— start PROVIDED RECORDS —

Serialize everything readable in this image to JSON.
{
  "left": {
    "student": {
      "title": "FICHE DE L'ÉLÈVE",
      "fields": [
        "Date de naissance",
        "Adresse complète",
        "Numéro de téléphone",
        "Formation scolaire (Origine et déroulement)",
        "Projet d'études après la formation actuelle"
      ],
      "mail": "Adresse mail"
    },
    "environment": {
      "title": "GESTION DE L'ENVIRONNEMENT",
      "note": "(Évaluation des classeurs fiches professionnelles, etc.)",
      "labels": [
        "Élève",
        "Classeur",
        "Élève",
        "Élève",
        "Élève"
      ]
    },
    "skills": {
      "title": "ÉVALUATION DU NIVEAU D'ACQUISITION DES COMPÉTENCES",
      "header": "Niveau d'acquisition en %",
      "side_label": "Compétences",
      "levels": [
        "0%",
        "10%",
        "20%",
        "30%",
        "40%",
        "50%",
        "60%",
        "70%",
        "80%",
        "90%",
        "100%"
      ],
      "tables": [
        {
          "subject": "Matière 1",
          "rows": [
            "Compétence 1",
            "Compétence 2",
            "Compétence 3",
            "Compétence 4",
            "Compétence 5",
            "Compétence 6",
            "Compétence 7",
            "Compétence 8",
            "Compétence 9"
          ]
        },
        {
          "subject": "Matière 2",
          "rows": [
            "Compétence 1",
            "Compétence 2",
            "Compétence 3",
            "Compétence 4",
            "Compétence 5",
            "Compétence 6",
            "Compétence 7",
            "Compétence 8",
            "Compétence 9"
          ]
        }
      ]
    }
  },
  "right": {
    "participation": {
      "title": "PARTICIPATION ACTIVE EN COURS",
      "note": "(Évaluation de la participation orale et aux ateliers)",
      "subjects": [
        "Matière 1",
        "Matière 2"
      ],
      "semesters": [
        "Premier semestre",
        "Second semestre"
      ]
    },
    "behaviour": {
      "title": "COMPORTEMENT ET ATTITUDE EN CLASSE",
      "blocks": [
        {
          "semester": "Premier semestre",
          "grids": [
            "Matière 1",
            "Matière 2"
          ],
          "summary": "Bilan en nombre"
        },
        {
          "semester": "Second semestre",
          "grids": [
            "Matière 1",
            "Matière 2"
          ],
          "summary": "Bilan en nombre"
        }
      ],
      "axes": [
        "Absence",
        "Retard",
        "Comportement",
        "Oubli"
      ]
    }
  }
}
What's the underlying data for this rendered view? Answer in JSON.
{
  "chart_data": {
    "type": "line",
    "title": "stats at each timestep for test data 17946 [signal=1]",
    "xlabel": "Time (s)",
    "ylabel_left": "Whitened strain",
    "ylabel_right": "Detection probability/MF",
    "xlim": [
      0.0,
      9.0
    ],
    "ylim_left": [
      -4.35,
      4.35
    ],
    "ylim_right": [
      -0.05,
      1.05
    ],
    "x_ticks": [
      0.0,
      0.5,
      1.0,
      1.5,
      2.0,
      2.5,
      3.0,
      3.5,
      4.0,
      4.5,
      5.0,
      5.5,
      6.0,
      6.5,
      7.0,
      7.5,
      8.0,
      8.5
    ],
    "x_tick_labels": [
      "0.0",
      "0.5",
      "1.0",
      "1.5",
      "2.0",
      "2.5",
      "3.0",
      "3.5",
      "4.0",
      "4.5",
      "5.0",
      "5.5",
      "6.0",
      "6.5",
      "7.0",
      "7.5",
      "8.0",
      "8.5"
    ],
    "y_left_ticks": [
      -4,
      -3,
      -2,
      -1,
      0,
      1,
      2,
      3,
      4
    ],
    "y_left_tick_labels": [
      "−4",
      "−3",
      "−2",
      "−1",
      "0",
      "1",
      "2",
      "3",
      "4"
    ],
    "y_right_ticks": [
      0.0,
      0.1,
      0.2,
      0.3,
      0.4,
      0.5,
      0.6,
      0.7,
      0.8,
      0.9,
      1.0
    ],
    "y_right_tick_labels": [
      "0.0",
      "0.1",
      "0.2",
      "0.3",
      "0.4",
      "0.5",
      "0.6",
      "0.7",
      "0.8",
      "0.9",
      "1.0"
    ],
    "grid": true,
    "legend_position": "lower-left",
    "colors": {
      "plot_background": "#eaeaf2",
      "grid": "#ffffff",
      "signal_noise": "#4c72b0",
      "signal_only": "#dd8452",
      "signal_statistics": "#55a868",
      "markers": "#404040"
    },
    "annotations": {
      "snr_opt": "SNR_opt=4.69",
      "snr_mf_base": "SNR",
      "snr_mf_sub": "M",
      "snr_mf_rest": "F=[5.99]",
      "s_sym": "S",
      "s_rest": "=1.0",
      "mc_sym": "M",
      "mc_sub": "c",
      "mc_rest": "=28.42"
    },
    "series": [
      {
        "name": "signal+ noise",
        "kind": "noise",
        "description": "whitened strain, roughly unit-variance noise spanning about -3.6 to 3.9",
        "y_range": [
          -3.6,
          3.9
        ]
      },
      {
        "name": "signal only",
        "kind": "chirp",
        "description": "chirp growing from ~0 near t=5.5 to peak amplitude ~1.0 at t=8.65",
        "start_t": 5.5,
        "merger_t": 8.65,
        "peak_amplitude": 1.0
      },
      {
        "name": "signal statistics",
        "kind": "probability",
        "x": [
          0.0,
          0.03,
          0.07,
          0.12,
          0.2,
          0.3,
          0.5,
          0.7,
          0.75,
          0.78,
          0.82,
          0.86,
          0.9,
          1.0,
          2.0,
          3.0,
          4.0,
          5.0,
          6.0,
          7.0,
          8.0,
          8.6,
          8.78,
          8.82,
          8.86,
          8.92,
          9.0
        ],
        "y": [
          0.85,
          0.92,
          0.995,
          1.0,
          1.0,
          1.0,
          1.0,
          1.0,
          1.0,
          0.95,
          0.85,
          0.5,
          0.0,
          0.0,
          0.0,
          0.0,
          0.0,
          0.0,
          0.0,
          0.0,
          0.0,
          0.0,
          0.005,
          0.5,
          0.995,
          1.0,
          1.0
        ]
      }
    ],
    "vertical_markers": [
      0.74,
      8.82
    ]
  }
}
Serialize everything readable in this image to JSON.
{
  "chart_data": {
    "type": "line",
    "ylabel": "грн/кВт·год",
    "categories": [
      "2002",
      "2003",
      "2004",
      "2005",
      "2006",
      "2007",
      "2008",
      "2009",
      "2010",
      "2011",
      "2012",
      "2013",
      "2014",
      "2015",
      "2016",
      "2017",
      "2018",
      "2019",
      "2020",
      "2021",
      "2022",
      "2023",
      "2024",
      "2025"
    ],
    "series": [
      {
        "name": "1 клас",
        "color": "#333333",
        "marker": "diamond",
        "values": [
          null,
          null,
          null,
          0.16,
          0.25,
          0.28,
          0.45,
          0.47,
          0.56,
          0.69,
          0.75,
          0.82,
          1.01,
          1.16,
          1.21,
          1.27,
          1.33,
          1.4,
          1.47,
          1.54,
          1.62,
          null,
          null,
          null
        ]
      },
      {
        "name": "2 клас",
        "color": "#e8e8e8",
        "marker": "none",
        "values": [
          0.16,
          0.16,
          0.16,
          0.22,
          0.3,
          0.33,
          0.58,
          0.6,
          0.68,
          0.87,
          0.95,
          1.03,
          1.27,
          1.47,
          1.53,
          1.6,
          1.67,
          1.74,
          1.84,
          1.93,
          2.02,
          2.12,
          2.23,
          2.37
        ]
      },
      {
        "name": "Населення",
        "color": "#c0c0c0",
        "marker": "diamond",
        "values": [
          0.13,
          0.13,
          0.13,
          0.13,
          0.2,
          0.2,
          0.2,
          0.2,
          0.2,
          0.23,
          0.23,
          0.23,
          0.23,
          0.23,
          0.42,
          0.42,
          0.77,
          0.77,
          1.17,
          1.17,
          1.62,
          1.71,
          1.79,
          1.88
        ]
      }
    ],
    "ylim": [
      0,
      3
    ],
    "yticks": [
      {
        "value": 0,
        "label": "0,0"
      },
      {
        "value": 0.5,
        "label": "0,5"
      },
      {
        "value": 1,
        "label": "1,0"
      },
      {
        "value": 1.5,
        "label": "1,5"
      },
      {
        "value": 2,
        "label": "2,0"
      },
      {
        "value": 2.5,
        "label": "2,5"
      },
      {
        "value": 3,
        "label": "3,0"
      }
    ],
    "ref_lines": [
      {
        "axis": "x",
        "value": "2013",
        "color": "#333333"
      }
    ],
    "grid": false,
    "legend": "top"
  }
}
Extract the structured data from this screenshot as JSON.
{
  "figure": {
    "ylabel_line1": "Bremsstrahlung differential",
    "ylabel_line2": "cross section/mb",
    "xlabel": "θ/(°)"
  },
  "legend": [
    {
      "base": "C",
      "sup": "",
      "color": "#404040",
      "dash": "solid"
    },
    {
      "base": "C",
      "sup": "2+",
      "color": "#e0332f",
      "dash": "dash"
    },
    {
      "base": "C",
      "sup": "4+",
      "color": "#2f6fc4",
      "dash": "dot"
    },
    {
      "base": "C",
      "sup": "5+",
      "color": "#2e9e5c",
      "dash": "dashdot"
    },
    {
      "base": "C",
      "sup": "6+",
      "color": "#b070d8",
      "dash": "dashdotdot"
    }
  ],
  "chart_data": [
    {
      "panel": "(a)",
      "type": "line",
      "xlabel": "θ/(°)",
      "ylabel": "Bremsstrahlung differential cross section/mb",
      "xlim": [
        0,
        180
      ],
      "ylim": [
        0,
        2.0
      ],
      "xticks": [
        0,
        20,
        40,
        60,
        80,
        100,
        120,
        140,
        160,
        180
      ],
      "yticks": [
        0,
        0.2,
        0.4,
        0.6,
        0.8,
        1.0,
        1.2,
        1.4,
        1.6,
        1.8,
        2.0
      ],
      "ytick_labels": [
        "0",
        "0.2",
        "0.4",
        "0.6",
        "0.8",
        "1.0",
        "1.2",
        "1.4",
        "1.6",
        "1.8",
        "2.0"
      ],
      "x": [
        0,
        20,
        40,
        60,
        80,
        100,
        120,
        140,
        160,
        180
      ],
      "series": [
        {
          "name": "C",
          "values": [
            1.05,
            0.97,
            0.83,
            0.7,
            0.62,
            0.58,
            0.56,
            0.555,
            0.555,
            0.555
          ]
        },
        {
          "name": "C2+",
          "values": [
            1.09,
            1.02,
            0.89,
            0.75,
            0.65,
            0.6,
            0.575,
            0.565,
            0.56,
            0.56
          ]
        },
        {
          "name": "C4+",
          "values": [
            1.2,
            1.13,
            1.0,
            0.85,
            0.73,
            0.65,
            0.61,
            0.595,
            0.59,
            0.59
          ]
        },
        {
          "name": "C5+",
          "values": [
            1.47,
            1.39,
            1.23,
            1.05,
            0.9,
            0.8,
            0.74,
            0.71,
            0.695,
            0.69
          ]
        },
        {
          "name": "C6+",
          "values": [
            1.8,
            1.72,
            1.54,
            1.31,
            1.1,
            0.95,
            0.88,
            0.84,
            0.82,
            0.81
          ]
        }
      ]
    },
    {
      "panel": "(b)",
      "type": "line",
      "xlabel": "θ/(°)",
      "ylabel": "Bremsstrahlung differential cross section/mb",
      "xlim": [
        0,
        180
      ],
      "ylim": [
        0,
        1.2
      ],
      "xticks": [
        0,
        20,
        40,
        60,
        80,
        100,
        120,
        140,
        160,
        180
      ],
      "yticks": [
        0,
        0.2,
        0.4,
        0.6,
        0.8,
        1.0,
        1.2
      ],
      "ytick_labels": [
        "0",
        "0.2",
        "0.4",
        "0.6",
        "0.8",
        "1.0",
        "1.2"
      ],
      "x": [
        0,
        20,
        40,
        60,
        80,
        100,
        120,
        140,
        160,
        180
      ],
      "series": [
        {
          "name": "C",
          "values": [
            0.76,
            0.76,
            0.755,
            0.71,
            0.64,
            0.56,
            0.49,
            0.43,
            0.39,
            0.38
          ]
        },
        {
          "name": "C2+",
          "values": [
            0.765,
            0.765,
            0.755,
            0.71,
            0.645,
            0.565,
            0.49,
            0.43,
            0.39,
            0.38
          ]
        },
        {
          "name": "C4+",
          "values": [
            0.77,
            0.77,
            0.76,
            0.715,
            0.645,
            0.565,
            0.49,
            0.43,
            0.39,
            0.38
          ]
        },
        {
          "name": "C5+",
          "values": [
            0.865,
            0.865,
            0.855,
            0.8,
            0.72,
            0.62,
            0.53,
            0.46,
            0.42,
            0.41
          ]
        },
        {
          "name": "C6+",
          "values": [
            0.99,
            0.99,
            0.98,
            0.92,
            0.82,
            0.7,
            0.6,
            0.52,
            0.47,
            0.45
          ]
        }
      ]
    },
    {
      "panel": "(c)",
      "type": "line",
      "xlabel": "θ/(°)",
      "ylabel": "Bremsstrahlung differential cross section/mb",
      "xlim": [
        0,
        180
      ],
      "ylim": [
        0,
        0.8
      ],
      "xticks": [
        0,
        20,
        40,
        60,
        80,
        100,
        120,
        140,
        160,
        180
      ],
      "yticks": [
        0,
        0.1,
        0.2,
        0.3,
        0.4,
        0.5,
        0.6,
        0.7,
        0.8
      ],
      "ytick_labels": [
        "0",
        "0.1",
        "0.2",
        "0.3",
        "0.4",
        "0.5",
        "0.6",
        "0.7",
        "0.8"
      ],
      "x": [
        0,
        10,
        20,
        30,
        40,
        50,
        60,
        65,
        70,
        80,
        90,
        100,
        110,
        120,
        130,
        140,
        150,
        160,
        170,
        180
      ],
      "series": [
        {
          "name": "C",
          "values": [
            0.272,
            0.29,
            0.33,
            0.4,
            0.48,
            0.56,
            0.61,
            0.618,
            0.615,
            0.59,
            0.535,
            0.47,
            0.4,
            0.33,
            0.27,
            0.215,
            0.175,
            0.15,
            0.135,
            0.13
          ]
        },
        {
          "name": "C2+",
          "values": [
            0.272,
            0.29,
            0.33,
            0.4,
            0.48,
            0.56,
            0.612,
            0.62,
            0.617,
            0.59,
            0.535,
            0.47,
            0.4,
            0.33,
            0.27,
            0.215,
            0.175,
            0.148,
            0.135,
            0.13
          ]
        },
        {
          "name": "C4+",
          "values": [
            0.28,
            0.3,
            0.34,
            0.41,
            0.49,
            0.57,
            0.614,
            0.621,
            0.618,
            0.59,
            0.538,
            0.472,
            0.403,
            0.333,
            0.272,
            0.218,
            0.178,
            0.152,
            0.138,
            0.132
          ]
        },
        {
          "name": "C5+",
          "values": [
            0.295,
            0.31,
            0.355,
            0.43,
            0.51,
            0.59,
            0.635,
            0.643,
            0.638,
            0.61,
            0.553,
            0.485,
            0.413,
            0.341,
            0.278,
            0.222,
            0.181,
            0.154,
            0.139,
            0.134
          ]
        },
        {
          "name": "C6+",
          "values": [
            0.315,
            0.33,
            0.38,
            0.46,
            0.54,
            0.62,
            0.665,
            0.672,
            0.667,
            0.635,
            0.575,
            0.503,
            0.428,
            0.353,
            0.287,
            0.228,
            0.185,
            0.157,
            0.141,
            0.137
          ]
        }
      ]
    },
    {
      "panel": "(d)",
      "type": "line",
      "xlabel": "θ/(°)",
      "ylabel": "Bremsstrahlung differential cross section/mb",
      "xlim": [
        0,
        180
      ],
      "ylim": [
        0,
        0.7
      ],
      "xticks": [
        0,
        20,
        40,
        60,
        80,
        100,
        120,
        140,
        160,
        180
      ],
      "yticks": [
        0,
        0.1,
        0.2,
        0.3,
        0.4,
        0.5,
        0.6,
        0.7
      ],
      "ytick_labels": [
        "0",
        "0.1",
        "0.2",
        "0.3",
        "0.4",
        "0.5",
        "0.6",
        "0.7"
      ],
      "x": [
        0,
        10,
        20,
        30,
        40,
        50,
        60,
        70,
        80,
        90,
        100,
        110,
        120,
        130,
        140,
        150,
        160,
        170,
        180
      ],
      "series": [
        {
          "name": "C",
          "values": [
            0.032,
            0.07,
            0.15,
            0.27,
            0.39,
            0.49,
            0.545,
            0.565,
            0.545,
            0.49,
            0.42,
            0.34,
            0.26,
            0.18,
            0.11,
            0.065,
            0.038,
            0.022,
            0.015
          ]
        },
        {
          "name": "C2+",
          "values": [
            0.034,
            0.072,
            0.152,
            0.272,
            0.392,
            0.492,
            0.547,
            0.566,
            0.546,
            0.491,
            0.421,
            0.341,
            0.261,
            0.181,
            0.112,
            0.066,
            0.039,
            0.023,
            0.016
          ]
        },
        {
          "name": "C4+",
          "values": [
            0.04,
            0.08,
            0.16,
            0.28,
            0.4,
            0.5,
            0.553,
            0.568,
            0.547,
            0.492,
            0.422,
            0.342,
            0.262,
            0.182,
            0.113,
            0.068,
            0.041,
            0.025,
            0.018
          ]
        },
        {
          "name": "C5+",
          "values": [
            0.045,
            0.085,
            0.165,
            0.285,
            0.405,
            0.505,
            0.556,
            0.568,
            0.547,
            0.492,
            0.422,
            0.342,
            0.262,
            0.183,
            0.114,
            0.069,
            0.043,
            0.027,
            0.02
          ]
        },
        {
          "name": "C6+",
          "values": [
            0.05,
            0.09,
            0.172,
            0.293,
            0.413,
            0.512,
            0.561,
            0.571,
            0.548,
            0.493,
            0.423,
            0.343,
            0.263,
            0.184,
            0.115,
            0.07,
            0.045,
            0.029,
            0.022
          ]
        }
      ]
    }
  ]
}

— end PROVIDED RECORDS —

GOAL
Show every line above in which the word "description" occurs.

EXERCISE OUTPUT
        "description": "whitened strain, roughly unit-variance noise spanning about -3.6 to 3.9",
        "description": "chirp growing from ~0 near t=5.5 to peak amplitude ~1.0 at t=8.65",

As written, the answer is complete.